>>>>>

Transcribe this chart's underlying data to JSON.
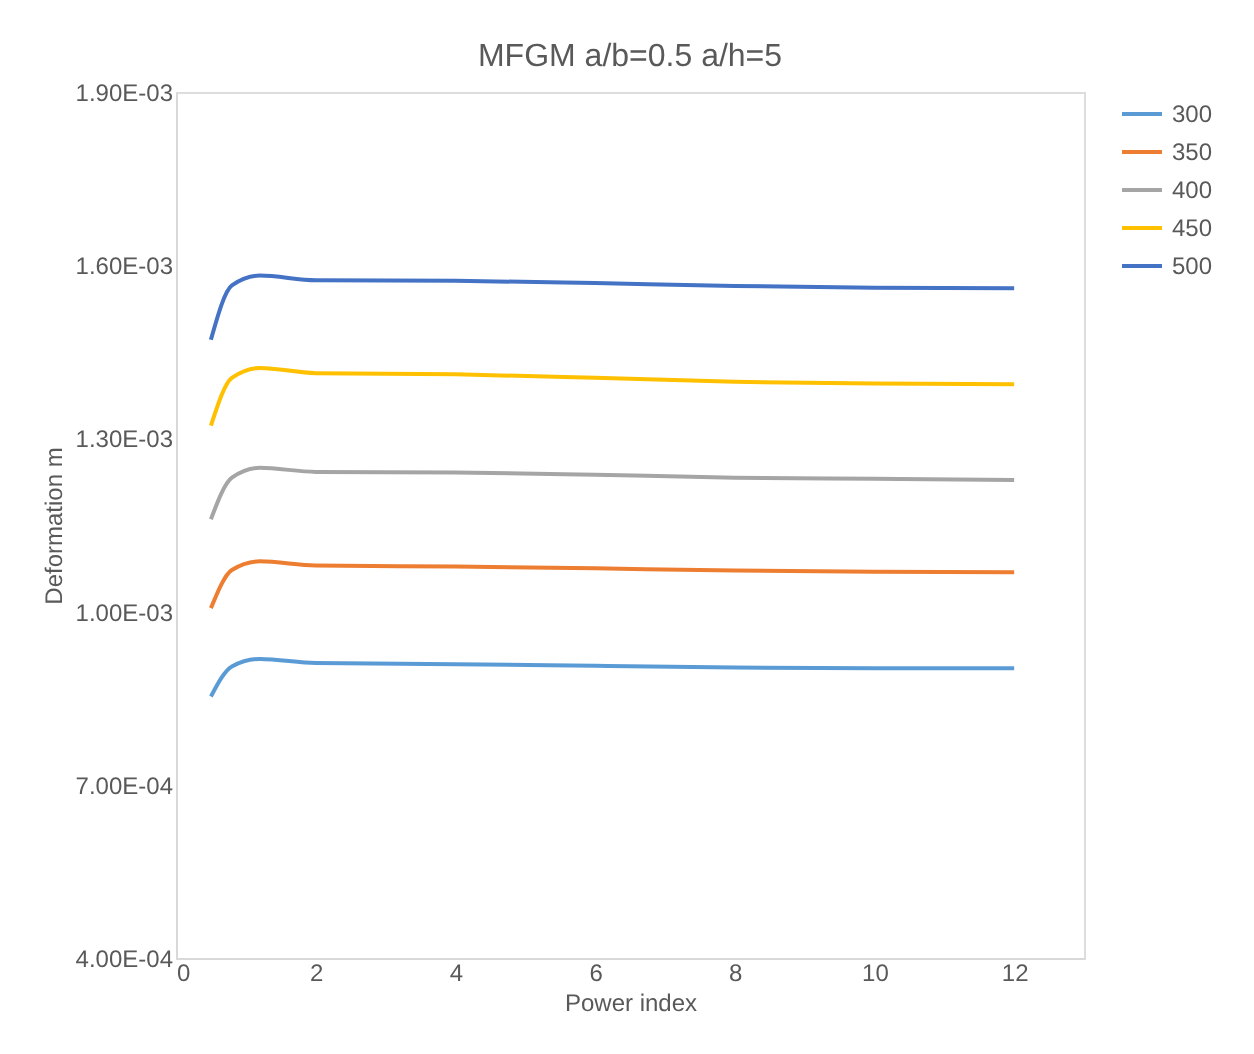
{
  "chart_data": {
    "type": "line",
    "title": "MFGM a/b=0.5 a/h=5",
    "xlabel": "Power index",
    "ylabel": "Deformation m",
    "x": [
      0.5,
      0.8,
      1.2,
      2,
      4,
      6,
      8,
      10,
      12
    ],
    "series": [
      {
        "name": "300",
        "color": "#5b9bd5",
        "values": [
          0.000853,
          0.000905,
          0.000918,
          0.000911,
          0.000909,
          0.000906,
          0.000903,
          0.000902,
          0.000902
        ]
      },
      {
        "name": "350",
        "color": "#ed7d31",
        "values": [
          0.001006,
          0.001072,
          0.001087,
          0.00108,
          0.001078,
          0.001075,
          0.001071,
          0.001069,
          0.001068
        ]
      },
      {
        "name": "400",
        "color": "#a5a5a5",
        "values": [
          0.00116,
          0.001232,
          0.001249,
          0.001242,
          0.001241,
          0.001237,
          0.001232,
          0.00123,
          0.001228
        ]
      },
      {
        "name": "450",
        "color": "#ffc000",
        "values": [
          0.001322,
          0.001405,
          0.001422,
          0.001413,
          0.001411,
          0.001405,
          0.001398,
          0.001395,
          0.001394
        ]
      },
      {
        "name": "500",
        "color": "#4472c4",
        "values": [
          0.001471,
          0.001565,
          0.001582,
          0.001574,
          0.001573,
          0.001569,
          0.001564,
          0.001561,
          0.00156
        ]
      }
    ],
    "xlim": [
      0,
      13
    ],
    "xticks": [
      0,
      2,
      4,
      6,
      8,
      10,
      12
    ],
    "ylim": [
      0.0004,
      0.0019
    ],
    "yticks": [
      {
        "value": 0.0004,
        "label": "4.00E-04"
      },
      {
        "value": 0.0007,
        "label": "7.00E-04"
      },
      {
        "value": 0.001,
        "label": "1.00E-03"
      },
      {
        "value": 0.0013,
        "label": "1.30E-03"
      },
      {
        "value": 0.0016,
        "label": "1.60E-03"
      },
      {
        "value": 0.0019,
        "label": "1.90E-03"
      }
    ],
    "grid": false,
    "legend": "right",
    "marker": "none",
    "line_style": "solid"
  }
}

<<<<<

• WHAT IS EXPECTED
Of the lines in the data, how many hold the string "color"? State the number, nothing else.

• CORRECT ANSWER
5